* WRITTEN TASK *
Identify the lines holding "name" and copy them.

* RECORDS FOR THE TASK *
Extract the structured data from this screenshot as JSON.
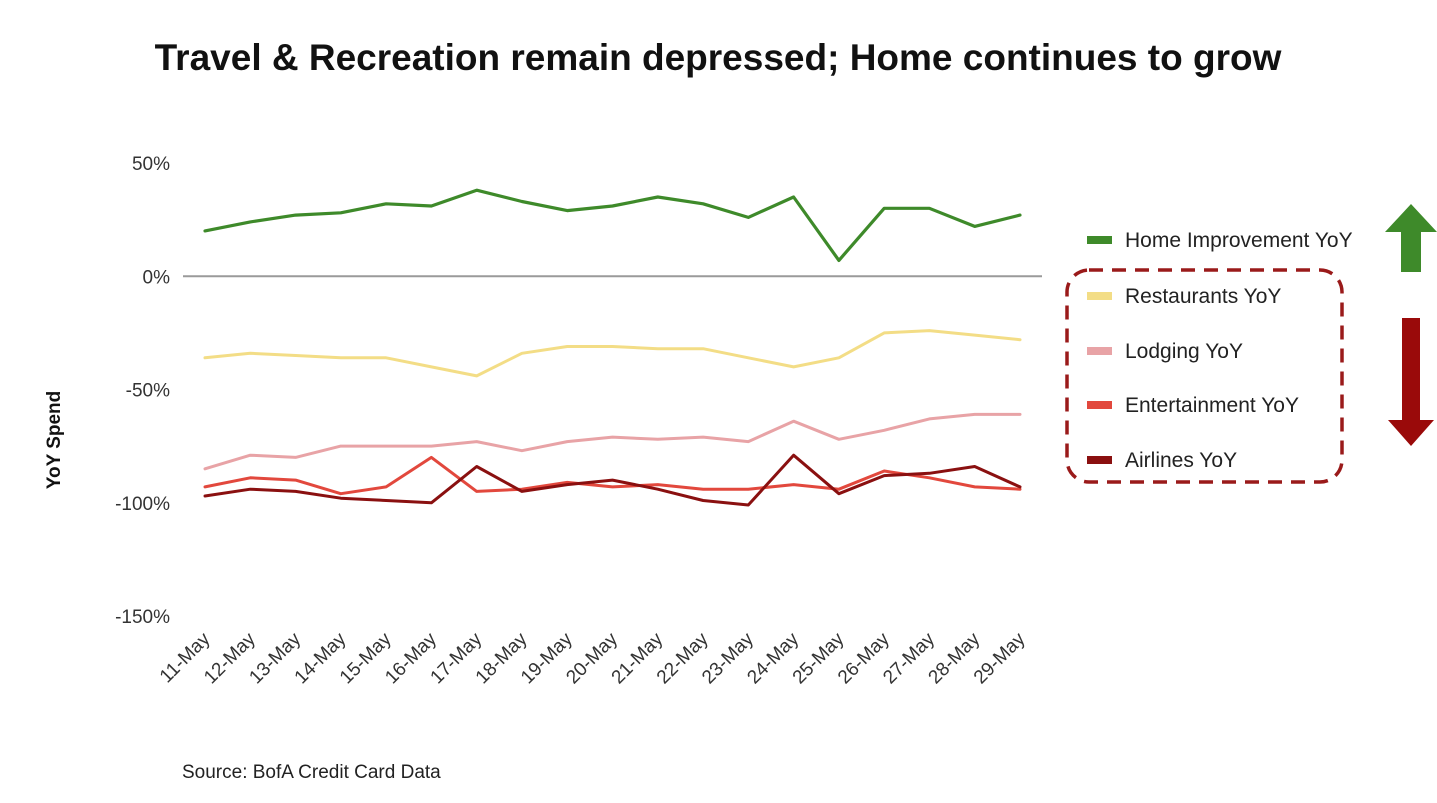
{
  "chart_data": {
    "type": "line",
    "title": "Travel & Recreation remain depressed; Home continues to grow",
    "xlabel": "",
    "ylabel": "YoY Spend",
    "source": "Source: BofA Credit Card Data",
    "ylim": [
      -150,
      50
    ],
    "yticks": [
      {
        "value": 50,
        "label": "50%"
      },
      {
        "value": 0,
        "label": "0%"
      },
      {
        "value": -50,
        "label": "-50%"
      },
      {
        "value": -100,
        "label": "-100%"
      },
      {
        "value": -150,
        "label": "-150%"
      }
    ],
    "grid": false,
    "zero_line": true,
    "legend_position": "right",
    "categories": [
      "11-May",
      "12-May",
      "13-May",
      "14-May",
      "15-May",
      "16-May",
      "17-May",
      "18-May",
      "19-May",
      "20-May",
      "21-May",
      "22-May",
      "23-May",
      "24-May",
      "25-May",
      "26-May",
      "27-May",
      "28-May",
      "29-May"
    ],
    "series": [
      {
        "name": "Home Improvement YoY",
        "color": "#3e8a2a",
        "values": [
          20,
          24,
          27,
          28,
          32,
          31,
          38,
          33,
          29,
          31,
          35,
          32,
          26,
          35,
          7,
          30,
          30,
          22,
          27
        ]
      },
      {
        "name": "Restaurants YoY",
        "color": "#f3dd86",
        "values": [
          -36,
          -34,
          -35,
          -36,
          -36,
          -40,
          -44,
          -34,
          -31,
          -31,
          -32,
          -32,
          -36,
          -40,
          -36,
          -25,
          -24,
          -26,
          -28
        ]
      },
      {
        "name": "Lodging YoY",
        "color": "#e8a3a6",
        "values": [
          -85,
          -79,
          -80,
          -75,
          -75,
          -75,
          -73,
          -77,
          -73,
          -71,
          -72,
          -71,
          -73,
          -64,
          -72,
          -68,
          -63,
          -61,
          -61
        ]
      },
      {
        "name": "Entertainment YoY",
        "color": "#e2483d",
        "values": [
          -93,
          -89,
          -90,
          -96,
          -93,
          -80,
          -95,
          -94,
          -91,
          -93,
          -92,
          -94,
          -94,
          -92,
          -94,
          -86,
          -89,
          -93,
          -94
        ]
      },
      {
        "name": "Airlines YoY",
        "color": "#8a1010",
        "values": [
          -97,
          -94,
          -95,
          -98,
          -99,
          -100,
          -84,
          -95,
          -92,
          -90,
          -94,
          -99,
          -101,
          -79,
          -96,
          -88,
          -87,
          -84,
          -93
        ]
      }
    ],
    "annotations": [
      {
        "type": "arrow-up",
        "color": "#3e8a2a",
        "target": "Home Improvement YoY"
      },
      {
        "type": "arrow-down",
        "color": "#9a0a0a",
        "target": "Restaurants, Lodging, Entertainment, Airlines"
      },
      {
        "type": "dashed-box",
        "color": "#9a1a1a",
        "target": "Restaurants, Lodging, Entertainment, Airlines"
      }
    ]
  }
}
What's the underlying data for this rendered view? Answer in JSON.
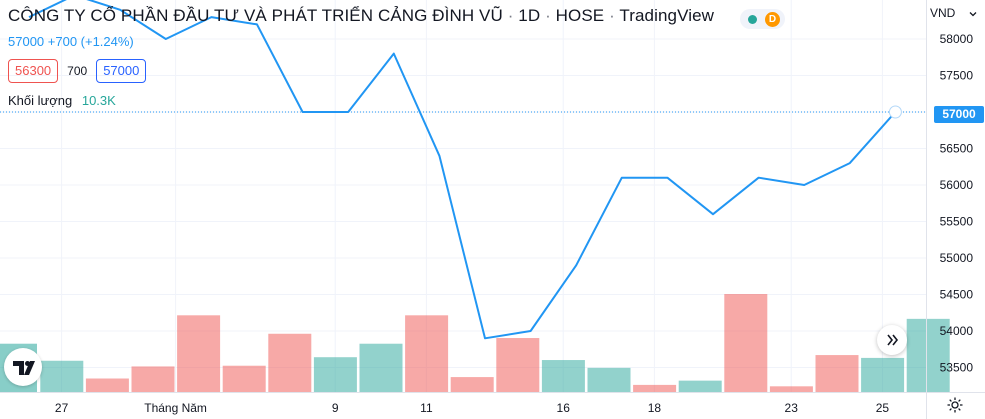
{
  "legend": {
    "company": "CÔNG TY CỔ PHẦN ĐẦU TƯ VÀ PHÁT TRIỂN CẢNG ĐÌNH VŨ",
    "separator": "·",
    "interval": "1D",
    "exchange": "HOSE",
    "source": "TradingView",
    "status_badge": "D",
    "change": "57000 +700 (+1.24%)",
    "sell_price": "56300",
    "spread": "700",
    "buy_price": "57000",
    "volume_label": "Khối lượng",
    "volume_value": "10.3K"
  },
  "price_scale": {
    "currency": "VND",
    "current_price_label": "57000"
  },
  "colors": {
    "line": "#2196f3",
    "volume_up": "#26a69a",
    "volume_down": "#ef5350",
    "grid": "#f0f3fa"
  },
  "icons": [
    "chevron-down-icon",
    "double-chevron-right-icon",
    "tradingview-logo-icon",
    "gear-icon"
  ],
  "chart_data": {
    "type": "line",
    "title": "",
    "xlabel": "",
    "ylabel": "",
    "grid": true,
    "ylim": [
      53250,
      58250
    ],
    "y_ticks": [
      53500,
      54000,
      54500,
      55000,
      55500,
      56000,
      56500,
      57000,
      57500,
      58000
    ],
    "x_tick_labels": [
      "27",
      "Tháng Năm",
      "9",
      "11",
      "16",
      "18",
      "23",
      "25"
    ],
    "x_tick_indices": [
      1,
      3.5,
      7,
      9,
      12,
      14,
      17,
      19
    ],
    "series": [
      {
        "values": [
          58300,
          58600,
          58400,
          58000,
          58300,
          58200,
          57000,
          57000,
          57800,
          56400,
          53900,
          54000,
          54900,
          56100,
          56100,
          55600,
          56100,
          56000,
          56300,
          57000
        ]
      }
    ],
    "volume": {
      "values": [
        4400,
        1900,
        3600,
        10800,
        3700,
        8200,
        4900,
        6800,
        10800,
        2100,
        7600,
        4500,
        3400,
        1000,
        1600,
        13800,
        800,
        5200,
        4800,
        10300
      ],
      "direction": [
        "up",
        "down",
        "down",
        "down",
        "down",
        "down",
        "up",
        "up",
        "down",
        "down",
        "down",
        "up",
        "up",
        "down",
        "up",
        "down",
        "down",
        "down",
        "up",
        "up"
      ],
      "first_bar_value": 6800
    }
  }
}
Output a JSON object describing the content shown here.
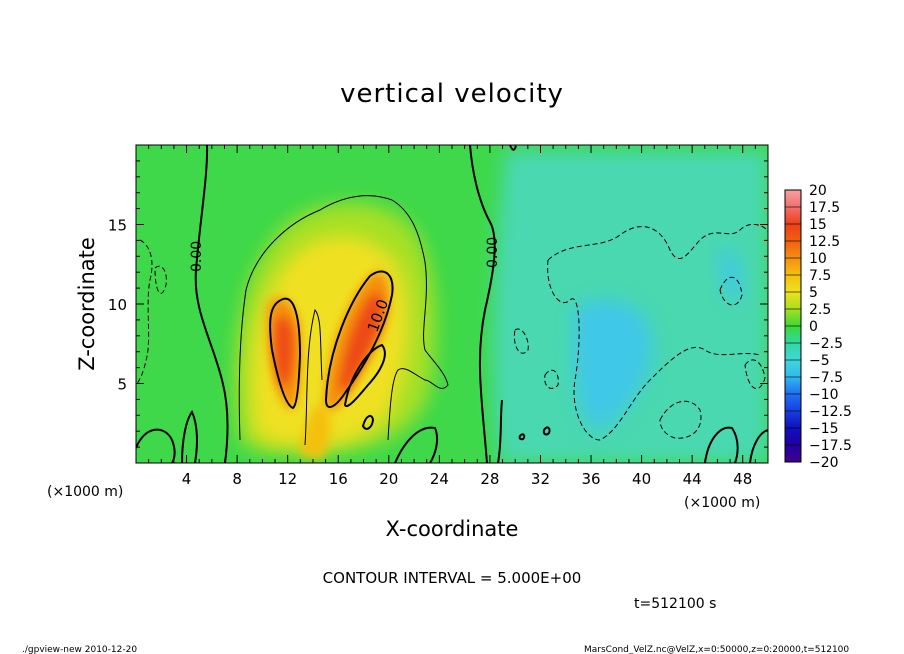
{
  "chart_data": {
    "type": "heatmap",
    "title": "vertical velocity",
    "xlabel": "X-coordinate",
    "ylabel": "Z-coordinate",
    "x_unit_left": "(×1000 m)",
    "x_unit_right": "(×1000 m)",
    "xlim": [
      0,
      50
    ],
    "ylim": [
      0,
      20
    ],
    "x_ticks": [
      "4",
      "8",
      "12",
      "16",
      "20",
      "24",
      "28",
      "32",
      "36",
      "40",
      "44",
      "48"
    ],
    "y_ticks": [
      "5",
      "10",
      "15"
    ],
    "colorbar": {
      "labels": [
        "20",
        "17.5",
        "15",
        "12.5",
        "10",
        "7.5",
        "5",
        "2.5",
        "0",
        "−2.5",
        "−5",
        "−7.5",
        "−10",
        "−12.5",
        "−15",
        "−17.5",
        "−20"
      ],
      "colors": [
        "#f6a0a0",
        "#f27070",
        "#ee4018",
        "#f06010",
        "#f49010",
        "#f4c010",
        "#f0e020",
        "#a6e020",
        "#3cd838",
        "#30d8a0",
        "#40d8d8",
        "#30b8f0",
        "#2070f0",
        "#1840e0",
        "#1010c0",
        "#300090"
      ]
    },
    "contour_labels": [
      {
        "text": "0.00",
        "x": 4.6,
        "z": 13.2
      },
      {
        "text": "10.0",
        "x": 19.3,
        "z": 9.4
      },
      {
        "text": "0.00",
        "x": 28.2,
        "z": 13.2
      }
    ],
    "contour_interval_text": "CONTOUR INTERVAL = 5.000E+00",
    "time_text": "t=512100 s"
  },
  "footer": {
    "left": "./gpview-new  2010-12-20",
    "right": "MarsCond_VelZ.nc@VelZ,x=0:50000,z=0:20000,t=512100"
  }
}
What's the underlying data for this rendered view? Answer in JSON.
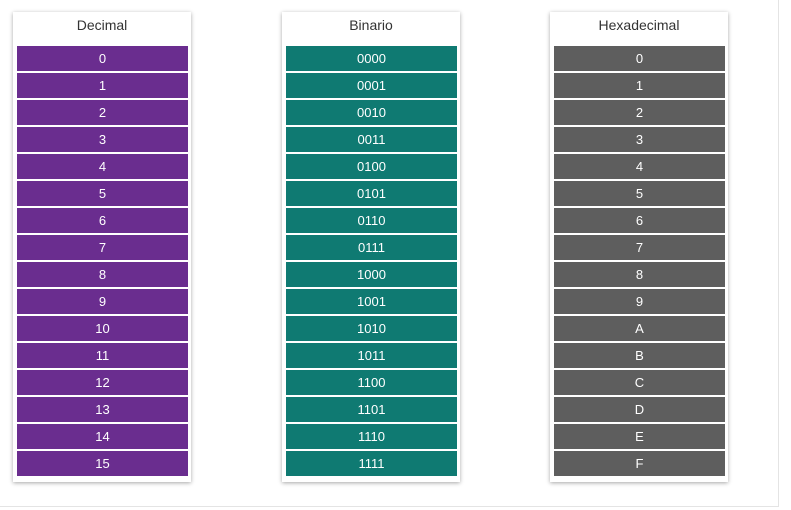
{
  "columns": [
    {
      "header": "Decimal",
      "color": "#6a2d8f",
      "cells": [
        "0",
        "1",
        "2",
        "3",
        "4",
        "5",
        "6",
        "7",
        "8",
        "9",
        "10",
        "11",
        "12",
        "13",
        "14",
        "15"
      ]
    },
    {
      "header": "Binario",
      "color": "#0f7a72",
      "cells": [
        "0000",
        "0001",
        "0010",
        "0011",
        "0100",
        "0101",
        "0110",
        "0111",
        "1000",
        "1001",
        "1010",
        "1011",
        "1100",
        "1101",
        "1110",
        "1111"
      ]
    },
    {
      "header": "Hexadecimal",
      "color": "#5e5e5e",
      "cells": [
        "0",
        "1",
        "2",
        "3",
        "4",
        "5",
        "6",
        "7",
        "8",
        "9",
        "A",
        "B",
        "C",
        "D",
        "E",
        "F"
      ]
    }
  ]
}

* SOLUTION FOR THIS EXERCISE *
        "name": "Home Improvement YoY",
        "name": "Restaurants YoY",
        "name": "Lodging YoY",
        "name": "Entertainment YoY",
        "name": "Airlines YoY",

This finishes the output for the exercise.